### [Source information]
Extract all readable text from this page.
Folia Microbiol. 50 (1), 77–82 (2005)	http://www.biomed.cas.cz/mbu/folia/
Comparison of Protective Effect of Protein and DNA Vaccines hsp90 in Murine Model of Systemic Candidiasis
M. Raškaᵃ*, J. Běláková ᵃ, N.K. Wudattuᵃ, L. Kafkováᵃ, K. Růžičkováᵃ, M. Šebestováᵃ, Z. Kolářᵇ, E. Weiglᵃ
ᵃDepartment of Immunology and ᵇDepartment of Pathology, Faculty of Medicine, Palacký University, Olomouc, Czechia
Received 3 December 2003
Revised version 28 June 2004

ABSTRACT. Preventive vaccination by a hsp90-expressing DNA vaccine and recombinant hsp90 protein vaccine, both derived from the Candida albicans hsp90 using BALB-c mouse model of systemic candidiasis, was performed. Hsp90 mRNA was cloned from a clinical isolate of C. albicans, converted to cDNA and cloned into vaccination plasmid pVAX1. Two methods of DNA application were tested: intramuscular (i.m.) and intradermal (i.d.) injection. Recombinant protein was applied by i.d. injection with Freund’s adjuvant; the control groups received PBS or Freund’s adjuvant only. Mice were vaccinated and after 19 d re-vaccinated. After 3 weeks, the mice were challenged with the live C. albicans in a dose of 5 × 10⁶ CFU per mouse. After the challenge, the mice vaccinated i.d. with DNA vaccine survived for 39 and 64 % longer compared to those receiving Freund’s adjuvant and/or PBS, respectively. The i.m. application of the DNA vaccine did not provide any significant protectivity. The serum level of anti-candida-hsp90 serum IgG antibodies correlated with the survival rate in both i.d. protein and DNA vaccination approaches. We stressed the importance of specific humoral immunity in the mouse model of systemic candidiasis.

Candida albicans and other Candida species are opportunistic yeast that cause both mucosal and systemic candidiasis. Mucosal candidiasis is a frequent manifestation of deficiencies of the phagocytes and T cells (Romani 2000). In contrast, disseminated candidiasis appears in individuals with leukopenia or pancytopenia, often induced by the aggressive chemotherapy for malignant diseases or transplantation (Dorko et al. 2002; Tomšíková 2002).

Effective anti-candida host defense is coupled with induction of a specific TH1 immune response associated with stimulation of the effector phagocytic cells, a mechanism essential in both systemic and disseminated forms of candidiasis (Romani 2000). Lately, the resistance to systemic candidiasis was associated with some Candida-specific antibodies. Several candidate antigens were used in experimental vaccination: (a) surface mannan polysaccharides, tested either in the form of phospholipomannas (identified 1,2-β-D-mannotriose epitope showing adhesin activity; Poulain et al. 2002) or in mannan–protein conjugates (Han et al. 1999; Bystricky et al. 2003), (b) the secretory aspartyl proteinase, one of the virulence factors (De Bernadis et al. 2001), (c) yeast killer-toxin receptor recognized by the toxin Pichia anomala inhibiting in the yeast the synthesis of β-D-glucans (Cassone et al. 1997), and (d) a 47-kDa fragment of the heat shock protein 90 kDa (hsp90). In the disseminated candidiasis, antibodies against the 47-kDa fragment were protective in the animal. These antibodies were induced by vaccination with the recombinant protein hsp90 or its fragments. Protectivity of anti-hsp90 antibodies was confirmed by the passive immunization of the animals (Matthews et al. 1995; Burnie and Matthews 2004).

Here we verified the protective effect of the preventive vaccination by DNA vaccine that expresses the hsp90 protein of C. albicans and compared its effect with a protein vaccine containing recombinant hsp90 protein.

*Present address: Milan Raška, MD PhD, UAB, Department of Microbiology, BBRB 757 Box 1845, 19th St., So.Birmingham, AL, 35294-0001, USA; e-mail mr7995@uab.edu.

### [How to complete this task]
Repeat the listing above exactly, every line of it.

### [Answer to the problem]
Extract all readable text from this page.
Folia Microbiol. 50 (1), 77–82 (2005)	http://www.biomed.cas.cz/mbu/folia/
Comparison of Protective Effect of Protein and DNA Vaccines hsp90 in Murine Model of Systemic Candidiasis
M. Raškaᵃ*, J. Běláková ᵃ, N.K. Wudattuᵃ, L. Kafkováᵃ, K. Růžičkováᵃ, M. Šebestováᵃ, Z. Kolářᵇ, E. Weiglᵃ
ᵃDepartment of Immunology and ᵇDepartment of Pathology, Faculty of Medicine, Palacký University, Olomouc, Czechia
Received 3 December 2003
Revised version 28 June 2004

ABSTRACT. Preventive vaccination by a hsp90-expressing DNA vaccine and recombinant hsp90 protein vaccine, both derived from the Candida albicans hsp90 using BALB-c mouse model of systemic candidiasis, was performed. Hsp90 mRNA was cloned from a clinical isolate of C. albicans, converted to cDNA and cloned into vaccination plasmid pVAX1. Two methods of DNA application were tested: intramuscular (i.m.) and intradermal (i.d.) injection. Recombinant protein was applied by i.d. injection with Freund’s adjuvant; the control groups received PBS or Freund’s adjuvant only. Mice were vaccinated and after 19 d re-vaccinated. After 3 weeks, the mice were challenged with the live C. albicans in a dose of 5 × 10⁶ CFU per mouse. After the challenge, the mice vaccinated i.d. with DNA vaccine survived for 39 and 64 % longer compared to those receiving Freund’s adjuvant and/or PBS, respectively. The i.m. application of the DNA vaccine did not provide any significant protectivity. The serum level of anti-candida-hsp90 serum IgG antibodies correlated with the survival rate in both i.d. protein and DNA vaccination approaches. We stressed the importance of specific humoral immunity in the mouse model of systemic candidiasis.

Candida albicans and other Candida species are opportunistic yeast that cause both mucosal and systemic candidiasis. Mucosal candidiasis is a frequent manifestation of deficiencies of the phagocytes and T cells (Romani 2000). In contrast, disseminated candidiasis appears in individuals with leukopenia or pancytopenia, often induced by the aggressive chemotherapy for malignant diseases or transplantation (Dorko et al. 2002; Tomšíková 2002).

Effective anti-candida host defense is coupled with induction of a specific TH1 immune response associated with stimulation of the effector phagocytic cells, a mechanism essential in both systemic and disseminated forms of candidiasis (Romani 2000). Lately, the resistance to systemic candidiasis was associated with some Candida-specific antibodies. Several candidate antigens were used in experimental vaccination: (a) surface mannan polysaccharides, tested either in the form of phospholipomannas (identified 1,2-β-D-mannotriose epitope showing adhesin activity; Poulain et al. 2002) or in mannan–protein conjugates (Han et al. 1999; Bystricky et al. 2003), (b) the secretory aspartyl proteinase, one of the virulence factors (De Bernadis et al. 2001), (c) yeast killer-toxin receptor recognized by the toxin Pichia anomala inhibiting in the yeast the synthesis of β-D-glucans (Cassone et al. 1997), and (d) a 47-kDa fragment of the heat shock protein 90 kDa (hsp90). In the disseminated candidiasis, antibodies against the 47-kDa fragment were protective in the animal. These antibodies were induced by vaccination with the recombinant protein hsp90 or its fragments. Protectivity of anti-hsp90 antibodies was confirmed by the passive immunization of the animals (Matthews et al. 1995; Burnie and Matthews 2004).

Here we verified the protective effect of the preventive vaccination by DNA vaccine that expresses the hsp90 protein of C. albicans and compared its effect with a protein vaccine containing recombinant hsp90 protein.

*Present address: Milan Raška, MD PhD, UAB, Department of Microbiology, BBRB 757 Box 1845, 19th St., So.Birmingham, AL, 35294-0001, USA; e-mail mr7995@uab.edu.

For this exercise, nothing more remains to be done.